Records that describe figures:

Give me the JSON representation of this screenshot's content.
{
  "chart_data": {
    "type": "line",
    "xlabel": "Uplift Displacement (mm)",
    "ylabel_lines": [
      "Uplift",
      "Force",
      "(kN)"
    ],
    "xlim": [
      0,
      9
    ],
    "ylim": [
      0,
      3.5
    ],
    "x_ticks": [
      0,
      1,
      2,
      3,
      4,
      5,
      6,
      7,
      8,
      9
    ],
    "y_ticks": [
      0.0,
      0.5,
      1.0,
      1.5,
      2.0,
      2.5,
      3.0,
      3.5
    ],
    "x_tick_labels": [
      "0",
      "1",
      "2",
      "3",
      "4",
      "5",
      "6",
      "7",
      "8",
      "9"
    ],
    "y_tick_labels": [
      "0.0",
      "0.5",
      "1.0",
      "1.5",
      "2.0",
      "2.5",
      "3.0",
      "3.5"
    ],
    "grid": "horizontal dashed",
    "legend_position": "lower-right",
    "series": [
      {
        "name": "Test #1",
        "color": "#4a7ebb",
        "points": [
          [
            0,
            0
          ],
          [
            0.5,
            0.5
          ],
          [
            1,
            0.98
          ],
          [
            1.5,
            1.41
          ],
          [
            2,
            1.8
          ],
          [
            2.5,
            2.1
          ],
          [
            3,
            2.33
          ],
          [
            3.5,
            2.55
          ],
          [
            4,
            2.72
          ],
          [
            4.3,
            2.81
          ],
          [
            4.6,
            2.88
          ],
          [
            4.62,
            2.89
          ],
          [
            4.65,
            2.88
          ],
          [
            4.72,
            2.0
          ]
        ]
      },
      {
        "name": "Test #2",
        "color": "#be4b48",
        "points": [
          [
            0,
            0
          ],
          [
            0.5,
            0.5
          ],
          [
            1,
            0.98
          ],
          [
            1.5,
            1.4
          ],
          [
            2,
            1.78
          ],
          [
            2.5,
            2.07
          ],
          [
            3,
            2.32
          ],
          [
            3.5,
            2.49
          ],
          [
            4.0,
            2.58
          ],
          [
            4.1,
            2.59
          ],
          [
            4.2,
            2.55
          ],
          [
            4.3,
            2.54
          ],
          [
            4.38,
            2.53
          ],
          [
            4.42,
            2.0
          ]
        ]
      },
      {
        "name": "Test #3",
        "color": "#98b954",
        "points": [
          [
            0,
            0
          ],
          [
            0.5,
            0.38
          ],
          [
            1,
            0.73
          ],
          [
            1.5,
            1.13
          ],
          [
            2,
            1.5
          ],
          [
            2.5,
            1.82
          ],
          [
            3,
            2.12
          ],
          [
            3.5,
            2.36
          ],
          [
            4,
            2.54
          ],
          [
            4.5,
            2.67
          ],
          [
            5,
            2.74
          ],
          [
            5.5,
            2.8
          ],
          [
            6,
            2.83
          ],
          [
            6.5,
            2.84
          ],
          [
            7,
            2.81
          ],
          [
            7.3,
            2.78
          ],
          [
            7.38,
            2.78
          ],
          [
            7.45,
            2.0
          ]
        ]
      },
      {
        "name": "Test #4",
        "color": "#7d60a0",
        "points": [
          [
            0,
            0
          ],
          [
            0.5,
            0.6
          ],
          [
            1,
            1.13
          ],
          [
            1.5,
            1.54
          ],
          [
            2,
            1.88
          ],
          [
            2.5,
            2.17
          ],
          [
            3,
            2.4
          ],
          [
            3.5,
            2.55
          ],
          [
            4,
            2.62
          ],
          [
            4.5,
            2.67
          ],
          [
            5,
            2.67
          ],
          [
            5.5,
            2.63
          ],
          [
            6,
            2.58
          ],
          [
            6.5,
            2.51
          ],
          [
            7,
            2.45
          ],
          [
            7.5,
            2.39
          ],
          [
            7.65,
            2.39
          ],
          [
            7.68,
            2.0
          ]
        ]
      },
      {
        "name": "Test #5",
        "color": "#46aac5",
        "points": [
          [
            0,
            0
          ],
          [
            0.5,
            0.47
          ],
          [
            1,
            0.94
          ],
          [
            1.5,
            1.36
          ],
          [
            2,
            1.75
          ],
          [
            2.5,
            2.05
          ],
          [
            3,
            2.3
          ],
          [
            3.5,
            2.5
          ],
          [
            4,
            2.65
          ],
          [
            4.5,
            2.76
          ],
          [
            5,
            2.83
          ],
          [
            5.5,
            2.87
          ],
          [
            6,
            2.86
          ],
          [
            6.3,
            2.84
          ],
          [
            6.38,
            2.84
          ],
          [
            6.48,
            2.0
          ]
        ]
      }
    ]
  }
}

GOAL: In the records above, find each line holding "color" and copy it.

TASK RESPONSE:
        "color": "#4a7ebb",
        "color": "#be4b48",
        "color": "#98b954",
        "color": "#7d60a0",
        "color": "#46aac5",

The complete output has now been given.